Set exercise: Search the records below for the word "Amount" and show every line where it occurs.

+++ Stored data +++

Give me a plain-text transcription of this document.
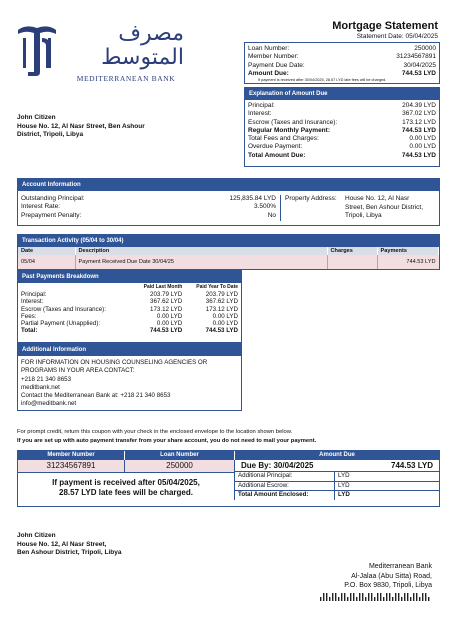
مصرف المتوسط
MEDITERRANEAN BANK
Mortgage Statement
Statement Date: 05/04/2025
Loan Number:	250000
Member Number:	31234567891
Payment Due Date:	30/04/2025
Amount Due:	744.53 LYD
If payment is received after 30/04/2025, 28.57 LYD late fees will be charged.
Explanation of Amount Due
Principal:	204.39 LYD
Interest:	367.02 LYD
Escrow (Taxes and Insurance):	173.12 LYD
Regular Monthly Payment:	744.53 LYD
Total Fees and Charges:	0.00 LYD
Overdue Payment:	0.00 LYD
Total Amount Due:	744.53 LYD
John Citizen
House No. 12, Al Nasr Street, Ben Ashour
District, Tripoli, Libya
Account Information
Outstanding Principal:	125,835.84 LYD
Interest Rate:	3.500%
Prepayment Penalty:	No
Property Address:	House No. 12, Al Nasr
Street, Ben Ashour District,
Tripoli, Libya
Transaction Activity (05/04 to 30/04)
Date	Description	Charges	Payments
05/04	Payment Received Due Date 30/04/25		744.53 LYD
Past Payments Breakdown
Paid Last Month	Paid Year To Date
Principal:	203.79 LYD	203.79 LYD
Interest:	367.62 LYD	367.62 LYD
Escrow (Taxes and Insurance):	173.12 LYD	173.12 LYD
Fees:	0.00 LYD	0.00 LYD
Partial Payment (Unapplied):	0.00 LYD	0.00 LYD
Total:	744.53 LYD	744.53 LYD
Additional Information
FOR INFORMATION ON HOUSING COUNSELING AGENCIES OR
PROGRAMS IN YOUR AREA CONTACT:
+218 21 340 8653
meditbank.net
Contact the Mediterranean Bank at: +218 21 340 8653
info@meditbank.net
For prompt credit, return this coupon with your check in the enclosed envelope to the location shown below.
If you are set up with auto payment transfer from your share account, you do not need to mail your payment.
Member Number	Loan Number	Amount Due
31234567891	250000	Due By: 30/04/2025	744.53 LYD
If payment is received after 05/04/2025,
28.57 LYD late fees will be charged.
Additional Principal:	LYD
Additional Escrow:	LYD
Total Amount Enclosed:	LYD
John Citizen
House No. 12, Al Nasr Street,
Ben Ashour District, Tripoli, Libya
Mediterranean Bank
Al-Jalaa (Abu Sitta) Road,
P.O. Box 9830, Tripoli, Libya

+++

Task response:
Amount Due:	744.53 LYD
Explanation of Amount Due
Total Amount Due:	744.53 LYD
Member Number	Loan Number	Amount Due
Total Amount Enclosed:	LYD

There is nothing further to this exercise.